Published Oct 23. 2002 - 13 years ago

The Gold Nugget

This little pattern will sink just like a beadhead and will imitate the colors a golden stone nymph has, almost to perfection. Follow the tying sequences in the article to make your own! Steve Schweitzer has created another killer!

On Western streams and rivers, fishing a golden stone pattern as a searching nymph can yield surprising results when no other pattern will seem to work. This little pattern will sink just like a beadhead and will imitate the colors a golden stone nymph has, almost to perfection. Follow the tying sequences below to make your own!

What do trout actually see?


Through water and with sunlight backlighting the fly, the Gold Nugget stonefly nymph presents the color and the heavy segmentation a golden stonefly nymph has. Although one can never re-created exactly what a trout sees underwater, this photograph is representative of the colors, shapes and silhuettes a trout may see.

The Bill of Materials


There are just a few materials needed for the Gold Nugget

  • any curved nymph hook (size 12 works perfectly for this example)
  • clear yellow and dark pearlesent craft glass beads
  • medium brown rabbit fur dubbing
  • a turkey feather
  • golden goose biots
  • a permanent brown craft marker.

Step 1.

(Rows from a layout dataset)
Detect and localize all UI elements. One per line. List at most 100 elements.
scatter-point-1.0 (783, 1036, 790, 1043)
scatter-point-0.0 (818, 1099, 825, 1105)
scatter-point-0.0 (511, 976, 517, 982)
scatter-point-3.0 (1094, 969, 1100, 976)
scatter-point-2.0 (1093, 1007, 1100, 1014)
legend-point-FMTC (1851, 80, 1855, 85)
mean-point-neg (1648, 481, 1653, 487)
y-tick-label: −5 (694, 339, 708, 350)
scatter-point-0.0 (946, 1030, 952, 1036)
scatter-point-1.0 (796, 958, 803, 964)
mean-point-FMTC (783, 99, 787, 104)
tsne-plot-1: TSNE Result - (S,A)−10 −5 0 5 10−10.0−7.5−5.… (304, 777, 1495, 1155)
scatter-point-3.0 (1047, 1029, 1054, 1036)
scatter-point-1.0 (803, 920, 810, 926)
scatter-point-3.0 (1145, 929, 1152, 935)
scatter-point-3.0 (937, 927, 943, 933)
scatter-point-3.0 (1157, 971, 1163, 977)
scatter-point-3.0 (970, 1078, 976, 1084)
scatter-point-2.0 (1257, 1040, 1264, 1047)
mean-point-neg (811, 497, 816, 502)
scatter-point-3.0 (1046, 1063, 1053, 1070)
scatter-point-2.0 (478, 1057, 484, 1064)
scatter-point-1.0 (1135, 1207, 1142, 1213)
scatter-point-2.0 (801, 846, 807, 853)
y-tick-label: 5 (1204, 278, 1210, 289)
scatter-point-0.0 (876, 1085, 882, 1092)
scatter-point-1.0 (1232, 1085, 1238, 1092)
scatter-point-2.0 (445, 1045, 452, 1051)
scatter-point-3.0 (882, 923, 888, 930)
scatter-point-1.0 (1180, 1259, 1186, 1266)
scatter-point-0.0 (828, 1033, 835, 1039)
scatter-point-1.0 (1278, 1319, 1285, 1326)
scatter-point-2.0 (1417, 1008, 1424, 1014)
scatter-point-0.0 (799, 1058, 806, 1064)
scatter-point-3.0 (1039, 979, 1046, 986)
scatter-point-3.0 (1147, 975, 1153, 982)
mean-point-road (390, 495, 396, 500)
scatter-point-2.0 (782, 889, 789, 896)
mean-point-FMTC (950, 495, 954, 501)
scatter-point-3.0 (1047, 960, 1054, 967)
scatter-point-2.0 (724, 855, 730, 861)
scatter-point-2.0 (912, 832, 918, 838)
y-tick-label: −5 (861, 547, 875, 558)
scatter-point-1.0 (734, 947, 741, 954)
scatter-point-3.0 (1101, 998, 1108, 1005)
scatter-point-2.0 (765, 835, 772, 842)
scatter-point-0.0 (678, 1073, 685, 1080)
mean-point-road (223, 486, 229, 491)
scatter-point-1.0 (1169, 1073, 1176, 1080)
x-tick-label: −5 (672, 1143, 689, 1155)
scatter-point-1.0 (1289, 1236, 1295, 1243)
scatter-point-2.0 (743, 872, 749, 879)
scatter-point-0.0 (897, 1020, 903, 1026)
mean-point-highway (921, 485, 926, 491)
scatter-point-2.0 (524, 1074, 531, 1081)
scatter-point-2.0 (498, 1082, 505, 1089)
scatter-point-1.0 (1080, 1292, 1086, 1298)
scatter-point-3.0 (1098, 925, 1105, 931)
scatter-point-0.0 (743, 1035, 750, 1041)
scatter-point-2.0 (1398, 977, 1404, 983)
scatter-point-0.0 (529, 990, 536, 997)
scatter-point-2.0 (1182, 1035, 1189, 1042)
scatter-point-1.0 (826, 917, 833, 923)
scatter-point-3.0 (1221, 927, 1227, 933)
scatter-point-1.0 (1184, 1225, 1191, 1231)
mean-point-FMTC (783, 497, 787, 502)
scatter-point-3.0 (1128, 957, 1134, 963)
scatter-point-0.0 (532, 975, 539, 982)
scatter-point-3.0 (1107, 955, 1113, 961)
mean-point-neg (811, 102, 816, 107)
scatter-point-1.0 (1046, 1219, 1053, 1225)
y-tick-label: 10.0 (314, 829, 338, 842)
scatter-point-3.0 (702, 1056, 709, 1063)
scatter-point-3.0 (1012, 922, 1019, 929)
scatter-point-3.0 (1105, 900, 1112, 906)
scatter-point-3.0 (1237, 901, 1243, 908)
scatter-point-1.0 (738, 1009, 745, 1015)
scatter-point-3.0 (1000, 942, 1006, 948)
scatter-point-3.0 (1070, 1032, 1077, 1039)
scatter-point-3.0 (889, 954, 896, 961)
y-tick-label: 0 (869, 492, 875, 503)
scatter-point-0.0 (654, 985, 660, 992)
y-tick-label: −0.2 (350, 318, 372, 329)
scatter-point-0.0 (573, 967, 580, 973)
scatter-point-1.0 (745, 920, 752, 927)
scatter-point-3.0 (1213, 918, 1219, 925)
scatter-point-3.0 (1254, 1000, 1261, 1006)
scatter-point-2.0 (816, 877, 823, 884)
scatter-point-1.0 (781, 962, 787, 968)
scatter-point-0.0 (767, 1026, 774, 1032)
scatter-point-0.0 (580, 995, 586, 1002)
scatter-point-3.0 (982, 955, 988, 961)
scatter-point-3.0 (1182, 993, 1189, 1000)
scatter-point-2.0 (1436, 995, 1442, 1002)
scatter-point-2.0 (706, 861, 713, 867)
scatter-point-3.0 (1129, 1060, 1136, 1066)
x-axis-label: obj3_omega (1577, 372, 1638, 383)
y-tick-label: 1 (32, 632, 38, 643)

WORK INSTRUCTIONS:
1. Transcribe the part of the Gold Nugget fly article starting at "What do trout" and ending at "for this example)".
2. List every material that the Gold Nugget fly article names as needed to tie the pattern.
3. Resume the Gold Nugget fly article after its last line and write the rest of its tying sequence.

TASK RESULTS:
1.
What do trout actually see?


Through water and with sunlight backlighting the fly, the Gold Nugget stonefly nymph presents the color and the heavy segmentation a golden stonefly nymph has. Although one can never re-created exactly what a trout sees underwater, this photograph is representative of the colors, shapes and silhuettes a trout may see.

The Bill of Materials


There are just a few materials needed for the Gold Nugget

  • any curved nymph hook (size 12 works perfectly for this example)

2.
- any curved nymph hook (size 12 works perfectly for this example)
- clear yellow and dark pearlesent craft glass beads
- medium brown rabbit fur dubbing
- a turkey feather
- golden goose biots
- a permanent brown craft marker

3.
TYING TIP How do you prevent the turkey feather fibers from splitting when I attach them to the hook? Easy! coat an entire feather with a thin application of tying cement or preferably Softex. Let dry and just peel away the segments you need!

In our tying example, a #16 curved shank nymph hook, de-barbed, is used. Place the pearlesent glass craft bead on the hookshank and place in the vise. Tie on a prepared turkey feather strip to the 1/3 point on the hookshank. Prepare a dubbing loop with plenty of rabbit hair dubbing.

Step 2.

TYING TIP Don't be afraid to use too much dubbing here. Too much won't hurt you. Wrap it all on!

Using hare's ear or hare's mask dubbing, dub a rather thick abdomen section, ensuring the guard hair fibers are sticking out, looking downright ugly. Brush the fibers with a toothbrush or dubbing teaser to get all the fibers outward.

Step 3.

TYING TIP Crowd the beadhead with dubbing so the turkey tail top has a more wide-diameter place to rest once it is tied in. This will widen the top of the carapice the turkey tail is representing.

Bring the turkey tail over the top and tie off at the beadhead. Whip finish and remove the fly from the vise.

Step 4.

TYING TIP De-barb the hook to get the beads on more easily.

Place 4 clear yellow glass craft beads on the hook shank and hold them in place with a "wedge" of dubbing...just enough to hold them in.

Step 5.

TYING TIP To make tying biots on more easy, build up a tapered butt section with dubbing.

Tie in two golden goose biots at the edge of the last bead. Prepare a fine bit of dubbing (as shown in the picture) to wrap over the biots and hold everything in place. Tie off and place a drop of thin tying cement at the tail and at the head.

Final Step

TYING TIP It doesn't hurt to color the turkey tail topping to darken it up a little bit.

Golden stones are lighter in color on the bottom than they are on top. By using a permanent brown craft marker, color the top of the beads to imitate the natural more closely. You're done!


A finished Gold Nugget ready to fool a Western river trout.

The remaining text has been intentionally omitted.